## Entries provided
#####

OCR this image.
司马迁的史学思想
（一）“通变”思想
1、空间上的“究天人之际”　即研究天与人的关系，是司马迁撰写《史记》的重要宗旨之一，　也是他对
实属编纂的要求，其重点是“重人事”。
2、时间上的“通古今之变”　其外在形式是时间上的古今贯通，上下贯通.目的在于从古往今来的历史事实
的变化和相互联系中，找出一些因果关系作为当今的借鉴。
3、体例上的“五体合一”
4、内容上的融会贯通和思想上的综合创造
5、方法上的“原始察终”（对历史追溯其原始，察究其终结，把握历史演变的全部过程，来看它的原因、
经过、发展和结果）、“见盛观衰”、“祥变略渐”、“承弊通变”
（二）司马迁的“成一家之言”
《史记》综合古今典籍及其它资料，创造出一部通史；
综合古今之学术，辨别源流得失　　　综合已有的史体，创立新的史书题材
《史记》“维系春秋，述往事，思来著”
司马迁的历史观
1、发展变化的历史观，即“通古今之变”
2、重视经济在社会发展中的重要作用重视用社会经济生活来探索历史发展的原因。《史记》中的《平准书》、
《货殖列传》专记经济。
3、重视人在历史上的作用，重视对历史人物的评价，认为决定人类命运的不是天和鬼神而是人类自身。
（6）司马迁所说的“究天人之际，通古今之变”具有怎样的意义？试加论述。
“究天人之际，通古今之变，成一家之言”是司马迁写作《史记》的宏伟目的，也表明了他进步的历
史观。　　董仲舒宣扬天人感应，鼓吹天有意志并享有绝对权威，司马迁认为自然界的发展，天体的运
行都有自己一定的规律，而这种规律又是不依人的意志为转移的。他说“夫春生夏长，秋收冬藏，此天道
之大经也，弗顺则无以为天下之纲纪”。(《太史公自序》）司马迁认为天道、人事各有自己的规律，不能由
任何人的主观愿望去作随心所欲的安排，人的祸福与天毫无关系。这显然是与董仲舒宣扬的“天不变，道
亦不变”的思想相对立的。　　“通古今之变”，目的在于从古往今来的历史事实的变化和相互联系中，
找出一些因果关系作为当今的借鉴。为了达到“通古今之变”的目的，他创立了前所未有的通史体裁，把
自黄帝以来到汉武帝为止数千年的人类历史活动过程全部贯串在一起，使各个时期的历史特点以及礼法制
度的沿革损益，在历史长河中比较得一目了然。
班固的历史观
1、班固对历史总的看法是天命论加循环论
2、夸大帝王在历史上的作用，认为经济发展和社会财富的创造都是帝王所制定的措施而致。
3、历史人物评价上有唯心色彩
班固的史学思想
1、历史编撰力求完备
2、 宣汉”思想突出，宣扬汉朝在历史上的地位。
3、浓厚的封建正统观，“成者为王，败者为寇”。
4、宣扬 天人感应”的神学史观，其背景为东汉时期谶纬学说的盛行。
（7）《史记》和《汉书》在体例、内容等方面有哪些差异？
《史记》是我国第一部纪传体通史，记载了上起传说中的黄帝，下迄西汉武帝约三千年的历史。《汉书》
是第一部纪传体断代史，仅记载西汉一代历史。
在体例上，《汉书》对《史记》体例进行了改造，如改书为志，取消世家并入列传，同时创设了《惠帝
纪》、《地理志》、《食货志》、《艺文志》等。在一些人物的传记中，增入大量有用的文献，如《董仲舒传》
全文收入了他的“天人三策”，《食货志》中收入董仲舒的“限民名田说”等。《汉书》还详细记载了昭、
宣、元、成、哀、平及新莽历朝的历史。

#####

## Stated goal
State only the count of lines above that hold the string "究天人之际".

## Problem solution
3